**To be done**
(a) According to the forum post, how long will he be staying?
(b) In the forum post, why did the writer pay for his flight instead of visiting him? Answer in one to three sentences.
(c) Rewrite the paragraph in the forum post that begins "One, I paid for his flight" as a short bulleted list, keeping its main facts.

**Extract to read**
——————————
I hope that your mind eases even sooner than his visit. I wish it eases today, or tonight and every day, as you embark on the journey of emotional healing.
anita
January 2, 2024 at 2:24 pm #426611BenParticipantOh it makes a lot of sense Anita. It really does.
I’ve found myself agreeing with you, and the more rational side of my mind all the time. The fear overwhelms me somewhat.
I maybe have a lot of pressures…
One, I paid for his flight… maybe i’m feeling like “he’s got me wrapped around my finger”. I feel foolish for doing so, yet it wasn’t some big gesture I made to try and make him closer to me. I wanted to see him, he wanted to come see me, and well, we know he doesn’t have any money. I’m living at home with parents so what difference does it make. He’ll be here 6 weeks, if I visited him while working we’d have only 2 weeks together was my thinking. But gosh I feel so embarrassed to admit that, I haven’t told anyone, but in my mind I am conscious of it and it makes me so nervous. Does it need to make me nervous or anxious? I have no idea. I’d wanted to see him again and the time felt right, otherwise it would have been another few months.
——————————
**Information provided**
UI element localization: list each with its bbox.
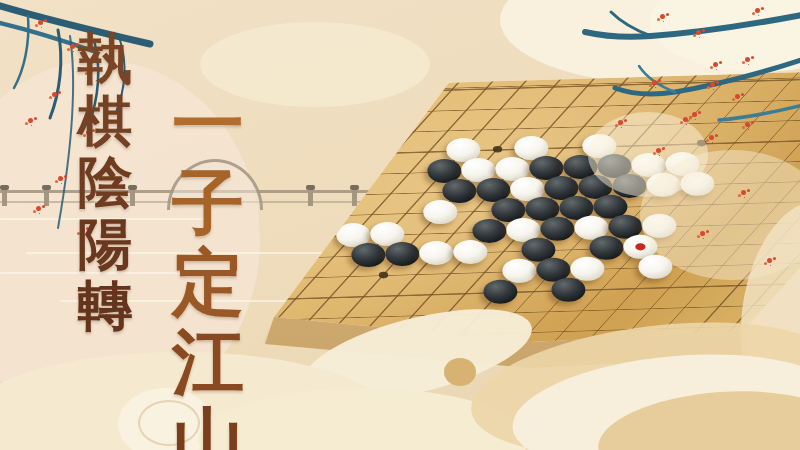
——————————
**Task-by-task results**
(a) Six weeks.

(b) He has no money, and the writer lives at home with parents, so paying made little difference. He will be there for six weeks, whereas a visit while the writer was working would have given them only two weeks together, and otherwise they would have waited another few months.

(c)
- The writer paid for his flight and worries about being "wrapped around" his finger.
- It was not a big gesture meant to draw him closer: both wanted to see each other, and he has no money.
- The writer lives at home with parents, so the cost matters less.
- He will stay six weeks; visiting him while working would have meant only two weeks together.
- The writer feels embarrassed, has told no one, and feels nervous about it without knowing whether that is warranted.
- The timing felt right; otherwise it would have been another few months before they met.